▸ Exercise aim: Find each line with the string "screenshot" and copy it.

....................

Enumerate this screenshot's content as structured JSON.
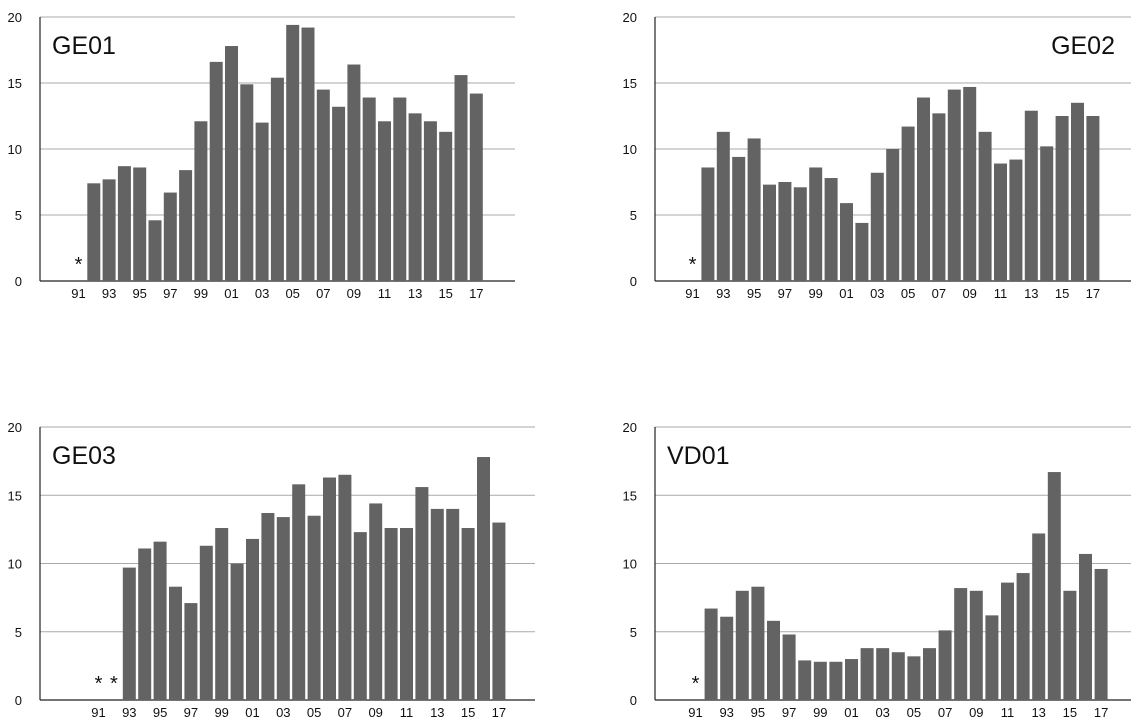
{
  "chart_data": [
    {
      "type": "bar",
      "title": "GE01",
      "title_position": "top-left",
      "xlabel": "",
      "ylabel": "",
      "ylim": [
        0,
        20
      ],
      "yticks": [
        "0",
        "5",
        "10",
        "15",
        "20"
      ],
      "grid": true,
      "bar_color": "#636363",
      "categories": [
        "91",
        "92",
        "93",
        "94",
        "95",
        "96",
        "97",
        "98",
        "99",
        "00",
        "01",
        "02",
        "03",
        "04",
        "05",
        "06",
        "07",
        "08",
        "09",
        "10",
        "11",
        "12",
        "13",
        "14",
        "15",
        "16",
        "17"
      ],
      "xtick_labels": [
        "91",
        "93",
        "95",
        "97",
        "99",
        "01",
        "03",
        "05",
        "07",
        "09",
        "11",
        "13",
        "15",
        "17"
      ],
      "values": [
        null,
        7.4,
        7.7,
        8.7,
        8.6,
        4.6,
        6.7,
        8.4,
        12.1,
        16.6,
        17.8,
        14.9,
        12.0,
        15.4,
        19.4,
        19.2,
        14.5,
        13.2,
        16.4,
        13.9,
        12.1,
        13.9,
        12.7,
        12.1,
        11.3,
        15.6,
        14.2
      ],
      "missing_marker": "*"
    },
    {
      "type": "bar",
      "title": "GE02",
      "title_position": "top-right",
      "xlabel": "",
      "ylabel": "",
      "ylim": [
        0,
        20
      ],
      "yticks": [
        "0",
        "5",
        "10",
        "15",
        "20"
      ],
      "grid": true,
      "bar_color": "#636363",
      "categories": [
        "91",
        "92",
        "93",
        "94",
        "95",
        "96",
        "97",
        "98",
        "99",
        "00",
        "01",
        "02",
        "03",
        "04",
        "05",
        "06",
        "07",
        "08",
        "09",
        "10",
        "11",
        "12",
        "13",
        "14",
        "15",
        "16",
        "17"
      ],
      "xtick_labels": [
        "91",
        "93",
        "95",
        "97",
        "99",
        "01",
        "03",
        "05",
        "07",
        "09",
        "11",
        "13",
        "15",
        "17"
      ],
      "values": [
        null,
        8.6,
        11.3,
        9.4,
        10.8,
        7.3,
        7.5,
        7.1,
        8.6,
        7.8,
        5.9,
        4.4,
        8.2,
        10.0,
        11.7,
        13.9,
        12.7,
        14.5,
        14.7,
        11.3,
        8.9,
        9.2,
        12.9,
        10.2,
        12.5,
        13.5,
        12.5
      ],
      "missing_marker": "*"
    },
    {
      "type": "bar",
      "title": "GE03",
      "title_position": "top-left",
      "xlabel": "",
      "ylabel": "",
      "ylim": [
        0,
        20
      ],
      "yticks": [
        "0",
        "5",
        "10",
        "15",
        "20"
      ],
      "grid": true,
      "bar_color": "#636363",
      "categories": [
        "91",
        "92",
        "93",
        "94",
        "95",
        "96",
        "97",
        "98",
        "99",
        "00",
        "01",
        "02",
        "03",
        "04",
        "05",
        "06",
        "07",
        "08",
        "09",
        "10",
        "11",
        "12",
        "13",
        "14",
        "15",
        "16",
        "17"
      ],
      "xtick_labels": [
        "91",
        "93",
        "95",
        "97",
        "99",
        "01",
        "03",
        "05",
        "07",
        "09",
        "11",
        "13",
        "15",
        "17"
      ],
      "values": [
        null,
        null,
        9.7,
        11.1,
        11.6,
        8.3,
        7.1,
        11.3,
        12.6,
        10.0,
        11.8,
        13.7,
        13.4,
        15.8,
        13.5,
        16.3,
        16.5,
        12.3,
        14.4,
        12.6,
        12.6,
        15.6,
        14.0,
        14.0,
        12.6,
        17.8,
        13.0
      ],
      "missing_marker": "*"
    },
    {
      "type": "bar",
      "title": "VD01",
      "title_position": "top-left",
      "xlabel": "",
      "ylabel": "",
      "ylim": [
        0,
        20
      ],
      "yticks": [
        "0",
        "5",
        "10",
        "15",
        "20"
      ],
      "grid": true,
      "bar_color": "#636363",
      "categories": [
        "91",
        "92",
        "93",
        "94",
        "95",
        "96",
        "97",
        "98",
        "99",
        "00",
        "01",
        "02",
        "03",
        "04",
        "05",
        "06",
        "07",
        "08",
        "09",
        "10",
        "11",
        "12",
        "13",
        "14",
        "15",
        "16",
        "17"
      ],
      "xtick_labels": [
        "91",
        "93",
        "95",
        "97",
        "99",
        "01",
        "03",
        "05",
        "07",
        "09",
        "11",
        "13",
        "15",
        "17"
      ],
      "values": [
        null,
        6.7,
        6.1,
        8.0,
        8.3,
        5.8,
        4.8,
        2.9,
        2.8,
        2.8,
        3.0,
        3.8,
        3.8,
        3.5,
        3.2,
        3.8,
        5.1,
        8.2,
        8.0,
        6.2,
        8.6,
        9.3,
        12.2,
        16.7,
        8.0,
        10.7,
        9.6
      ],
      "missing_marker": "*"
    }
  ]
}
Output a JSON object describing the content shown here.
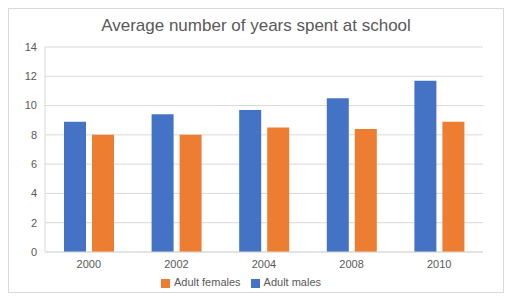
{
  "chart_data": {
    "type": "bar",
    "title": "Average number of years spent at school",
    "categories": [
      "2000",
      "2002",
      "2004",
      "2008",
      "2010"
    ],
    "series": [
      {
        "name": "Adult males",
        "color": "#4472c4",
        "values": [
          8.9,
          9.4,
          9.7,
          10.5,
          11.7
        ]
      },
      {
        "name": "Adult females",
        "color": "#ed7d31",
        "values": [
          8.0,
          8.0,
          8.5,
          8.4,
          8.9
        ]
      }
    ],
    "ylim": [
      0,
      14
    ],
    "yticks": [
      0,
      2,
      4,
      6,
      8,
      10,
      12,
      14
    ],
    "grid": true,
    "legend": "bottom"
  }
}
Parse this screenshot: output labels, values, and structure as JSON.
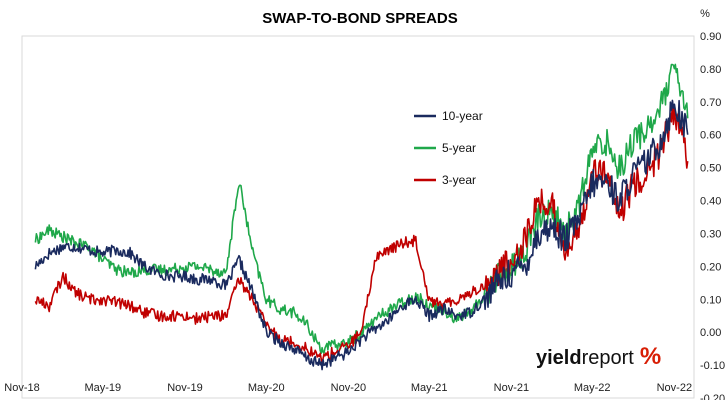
{
  "chart_data": {
    "type": "line",
    "title": "SWAP-TO-BOND SPREADS",
    "y_unit": "%",
    "ylim": [
      -0.2,
      0.9
    ],
    "y_ticks": [
      "0.90",
      "0.80",
      "0.70",
      "0.60",
      "0.50",
      "0.40",
      "0.30",
      "0.20",
      "0.10",
      "0.00",
      "-0.10",
      "-0.20"
    ],
    "y_tick_values": [
      0.9,
      0.8,
      0.7,
      0.6,
      0.5,
      0.4,
      0.3,
      0.2,
      0.1,
      0.0,
      -0.1,
      -0.2
    ],
    "x_ticks": [
      "Nov-18",
      "May-19",
      "Nov-19",
      "May-20",
      "Nov-20",
      "May-21",
      "Nov-21",
      "May-22",
      "Nov-22"
    ],
    "xlim": [
      "2018-11-01",
      "2022-12-15"
    ],
    "grid": false,
    "legend_position": "upper-middle",
    "series": [
      {
        "name": "10-year",
        "color": "#1a2a5e",
        "points": [
          [
            "2018-12-01",
            0.2
          ],
          [
            "2019-01-01",
            0.24
          ],
          [
            "2019-02-01",
            0.26
          ],
          [
            "2019-03-01",
            0.26
          ],
          [
            "2019-04-01",
            0.25
          ],
          [
            "2019-05-01",
            0.24
          ],
          [
            "2019-06-01",
            0.25
          ],
          [
            "2019-07-01",
            0.24
          ],
          [
            "2019-08-01",
            0.2
          ],
          [
            "2019-09-01",
            0.18
          ],
          [
            "2019-10-01",
            0.17
          ],
          [
            "2019-11-01",
            0.17
          ],
          [
            "2019-12-01",
            0.16
          ],
          [
            "2020-01-01",
            0.16
          ],
          [
            "2020-02-01",
            0.14
          ],
          [
            "2020-03-01",
            0.22
          ],
          [
            "2020-04-01",
            0.12
          ],
          [
            "2020-05-01",
            0.0
          ],
          [
            "2020-06-01",
            -0.03
          ],
          [
            "2020-07-01",
            -0.05
          ],
          [
            "2020-08-01",
            -0.08
          ],
          [
            "2020-09-01",
            -0.1
          ],
          [
            "2020-10-01",
            -0.08
          ],
          [
            "2020-11-01",
            -0.06
          ],
          [
            "2020-12-01",
            -0.02
          ],
          [
            "2021-01-01",
            0.01
          ],
          [
            "2021-02-01",
            0.04
          ],
          [
            "2021-03-01",
            0.08
          ],
          [
            "2021-04-01",
            0.1
          ],
          [
            "2021-05-01",
            0.05
          ],
          [
            "2021-06-01",
            0.07
          ],
          [
            "2021-07-01",
            0.05
          ],
          [
            "2021-08-01",
            0.06
          ],
          [
            "2021-09-01",
            0.1
          ],
          [
            "2021-10-01",
            0.15
          ],
          [
            "2021-11-01",
            0.18
          ],
          [
            "2021-12-01",
            0.2
          ],
          [
            "2022-01-01",
            0.3
          ],
          [
            "2022-02-01",
            0.32
          ],
          [
            "2022-03-01",
            0.28
          ],
          [
            "2022-04-01",
            0.34
          ],
          [
            "2022-05-01",
            0.45
          ],
          [
            "2022-06-01",
            0.46
          ],
          [
            "2022-07-01",
            0.4
          ],
          [
            "2022-08-01",
            0.48
          ],
          [
            "2022-09-01",
            0.52
          ],
          [
            "2022-10-01",
            0.58
          ],
          [
            "2022-11-01",
            0.7
          ],
          [
            "2022-12-01",
            0.6
          ]
        ]
      },
      {
        "name": "5-year",
        "color": "#1fa84a",
        "points": [
          [
            "2018-12-01",
            0.28
          ],
          [
            "2019-01-01",
            0.31
          ],
          [
            "2019-02-01",
            0.29
          ],
          [
            "2019-03-01",
            0.27
          ],
          [
            "2019-04-01",
            0.26
          ],
          [
            "2019-05-01",
            0.22
          ],
          [
            "2019-06-01",
            0.19
          ],
          [
            "2019-07-01",
            0.18
          ],
          [
            "2019-08-01",
            0.19
          ],
          [
            "2019-09-01",
            0.19
          ],
          [
            "2019-10-01",
            0.19
          ],
          [
            "2019-11-01",
            0.2
          ],
          [
            "2019-12-01",
            0.2
          ],
          [
            "2020-01-01",
            0.19
          ],
          [
            "2020-02-01",
            0.18
          ],
          [
            "2020-03-01",
            0.46
          ],
          [
            "2020-04-01",
            0.24
          ],
          [
            "2020-05-01",
            0.1
          ],
          [
            "2020-06-01",
            0.07
          ],
          [
            "2020-07-01",
            0.06
          ],
          [
            "2020-08-01",
            0.02
          ],
          [
            "2020-09-01",
            -0.05
          ],
          [
            "2020-10-01",
            -0.04
          ],
          [
            "2020-11-01",
            -0.03
          ],
          [
            "2020-12-01",
            0.0
          ],
          [
            "2021-01-01",
            0.04
          ],
          [
            "2021-02-01",
            0.07
          ],
          [
            "2021-03-01",
            0.09
          ],
          [
            "2021-04-01",
            0.11
          ],
          [
            "2021-05-01",
            0.08
          ],
          [
            "2021-06-01",
            0.07
          ],
          [
            "2021-07-01",
            0.04
          ],
          [
            "2021-08-01",
            0.06
          ],
          [
            "2021-09-01",
            0.11
          ],
          [
            "2021-10-01",
            0.17
          ],
          [
            "2021-11-01",
            0.2
          ],
          [
            "2021-12-01",
            0.24
          ],
          [
            "2022-01-01",
            0.35
          ],
          [
            "2022-02-01",
            0.37
          ],
          [
            "2022-03-01",
            0.3
          ],
          [
            "2022-04-01",
            0.38
          ],
          [
            "2022-05-01",
            0.55
          ],
          [
            "2022-06-01",
            0.58
          ],
          [
            "2022-07-01",
            0.5
          ],
          [
            "2022-08-01",
            0.58
          ],
          [
            "2022-09-01",
            0.62
          ],
          [
            "2022-10-01",
            0.68
          ],
          [
            "2022-11-01",
            0.8
          ],
          [
            "2022-12-01",
            0.65
          ]
        ]
      },
      {
        "name": "3-year",
        "color": "#c00000",
        "points": [
          [
            "2018-12-01",
            0.1
          ],
          [
            "2019-01-01",
            0.08
          ],
          [
            "2019-02-01",
            0.17
          ],
          [
            "2019-03-01",
            0.12
          ],
          [
            "2019-04-01",
            0.1
          ],
          [
            "2019-05-01",
            0.1
          ],
          [
            "2019-06-01",
            0.09
          ],
          [
            "2019-07-01",
            0.08
          ],
          [
            "2019-08-01",
            0.06
          ],
          [
            "2019-09-01",
            0.05
          ],
          [
            "2019-10-01",
            0.05
          ],
          [
            "2019-11-01",
            0.05
          ],
          [
            "2019-12-01",
            0.04
          ],
          [
            "2020-01-01",
            0.05
          ],
          [
            "2020-02-01",
            0.05
          ],
          [
            "2020-03-01",
            0.16
          ],
          [
            "2020-04-01",
            0.1
          ],
          [
            "2020-05-01",
            0.02
          ],
          [
            "2020-06-01",
            -0.02
          ],
          [
            "2020-07-01",
            -0.03
          ],
          [
            "2020-08-01",
            -0.05
          ],
          [
            "2020-09-01",
            -0.08
          ],
          [
            "2020-10-01",
            -0.06
          ],
          [
            "2020-11-01",
            -0.04
          ],
          [
            "2020-12-01",
            0.0
          ],
          [
            "2021-01-01",
            0.23
          ],
          [
            "2021-02-01",
            0.25
          ],
          [
            "2021-03-01",
            0.27
          ],
          [
            "2021-04-01",
            0.28
          ],
          [
            "2021-05-01",
            0.1
          ],
          [
            "2021-06-01",
            0.08
          ],
          [
            "2021-07-01",
            0.1
          ],
          [
            "2021-08-01",
            0.12
          ],
          [
            "2021-09-01",
            0.14
          ],
          [
            "2021-10-01",
            0.18
          ],
          [
            "2021-11-01",
            0.22
          ],
          [
            "2021-12-01",
            0.28
          ],
          [
            "2022-01-01",
            0.4
          ],
          [
            "2022-02-01",
            0.38
          ],
          [
            "2022-03-01",
            0.25
          ],
          [
            "2022-04-01",
            0.3
          ],
          [
            "2022-05-01",
            0.5
          ],
          [
            "2022-06-01",
            0.48
          ],
          [
            "2022-07-01",
            0.35
          ],
          [
            "2022-08-01",
            0.45
          ],
          [
            "2022-09-01",
            0.48
          ],
          [
            "2022-10-01",
            0.55
          ],
          [
            "2022-11-01",
            0.68
          ],
          [
            "2022-12-01",
            0.52
          ]
        ]
      }
    ]
  },
  "logo": {
    "brand_bold": "yield",
    "brand_regular": "report",
    "brand_symbol": "%"
  }
}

....................

▸ Exercise result:
Enumerate this screenshot's content as structured JSON.
Parse this screenshot: output labels, values, and structure as JSON.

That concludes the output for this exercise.